=== Stored records ===
■ ■ ■
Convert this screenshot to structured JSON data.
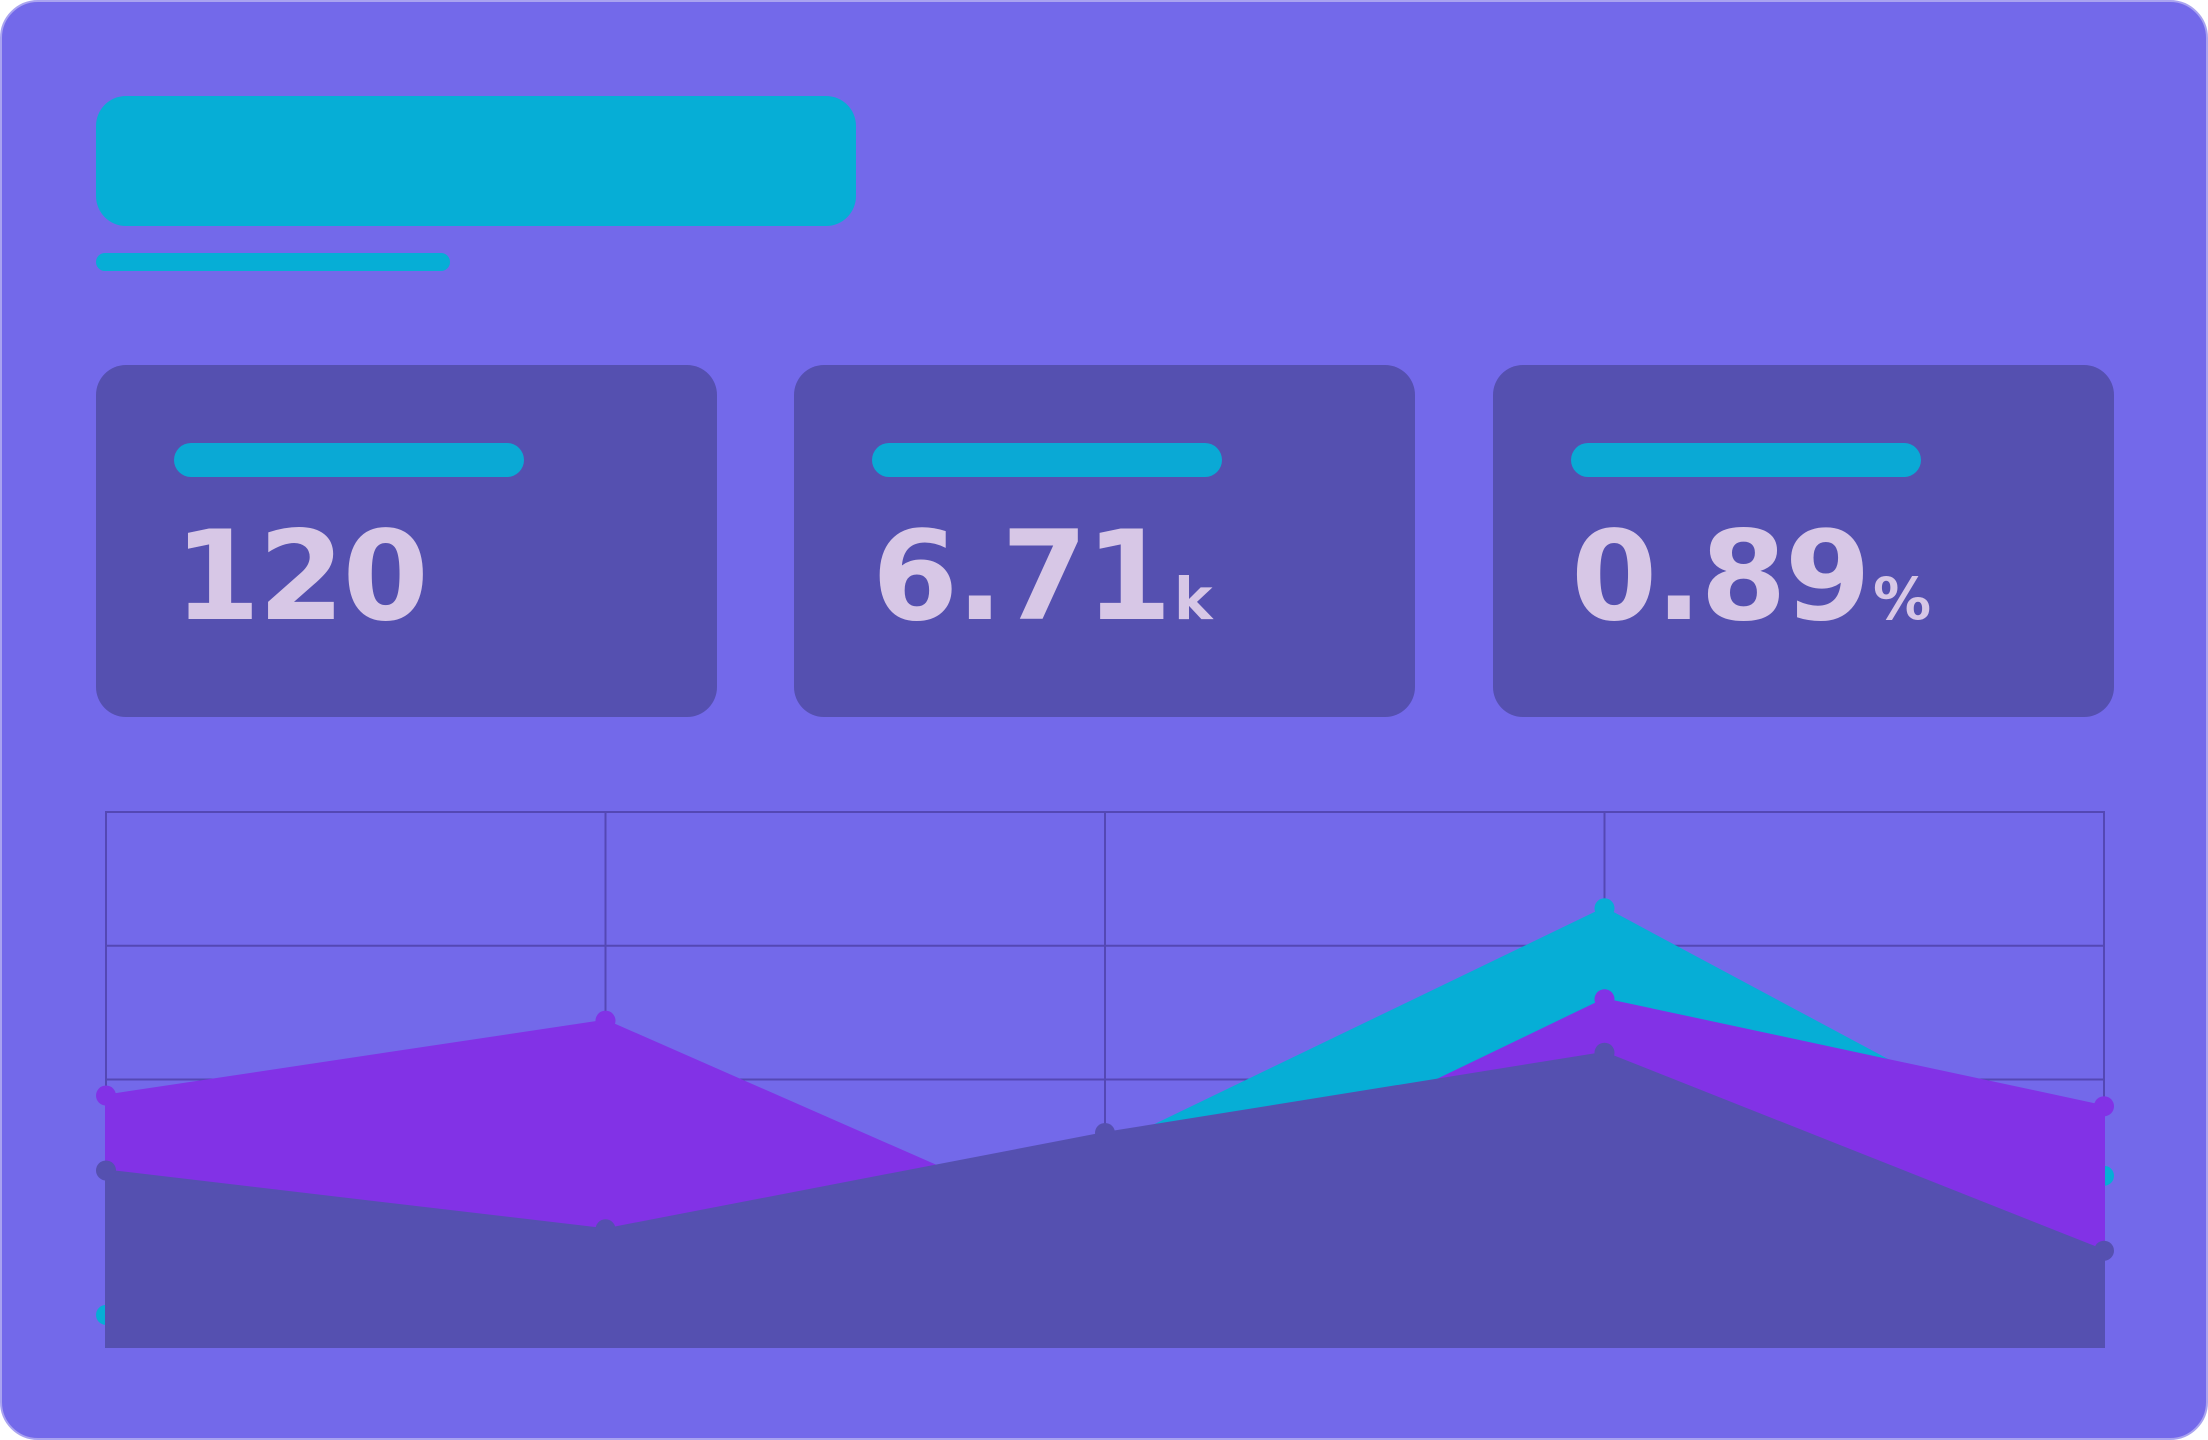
{
  "colors": {
    "background": "#7369ea",
    "card": "#5550b0",
    "accent": "#06aed6",
    "value_text": "#d7c7e6",
    "grid": "#5448b4"
  },
  "stats": [
    {
      "value": "120",
      "unit": ""
    },
    {
      "value": "6.71",
      "unit": "k"
    },
    {
      "value": "0.89",
      "unit": "%"
    }
  ],
  "chart_data": {
    "type": "area",
    "x": [
      0,
      1,
      2,
      3,
      4
    ],
    "ylim": [
      0,
      100
    ],
    "grid": true,
    "series": [
      {
        "color": "#06aed6",
        "values": [
          6,
          18,
          37,
          82,
          32
        ]
      },
      {
        "color": "#8232e6",
        "values": [
          47,
          61,
          20,
          65,
          45
        ]
      },
      {
        "color": "#5550b0",
        "values": [
          33,
          22,
          40,
          55,
          18
        ]
      }
    ]
  }
}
■ ■ ■
=== Required work ===
With the pictures omitted, reproduce the records in full and exactly.

=== Exercise answer ===
Convert this screenshot to structured JSON data.
{
  "colors": {
    "background": "#7369ea",
    "card": "#5550b0",
    "accent": "#06aed6",
    "value_text": "#d7c7e6",
    "grid": "#5448b4"
  },
  "stats": [
    {
      "value": "120",
      "unit": ""
    },
    {
      "value": "6.71",
      "unit": "k"
    },
    {
      "value": "0.89",
      "unit": "%"
    }
  ],
  "chart_data": {
    "type": "area",
    "x": [
      0,
      1,
      2,
      3,
      4
    ],
    "ylim": [
      0,
      100
    ],
    "grid": true,
    "series": [
      {
        "color": "#06aed6",
        "values": [
          6,
          18,
          37,
          82,
          32
        ]
      },
      {
        "color": "#8232e6",
        "values": [
          47,
          61,
          20,
          65,
          45
        ]
      },
      {
        "color": "#5550b0",
        "values": [
          33,
          22,
          40,
          55,
          18
        ]
      }
    ]
  }
}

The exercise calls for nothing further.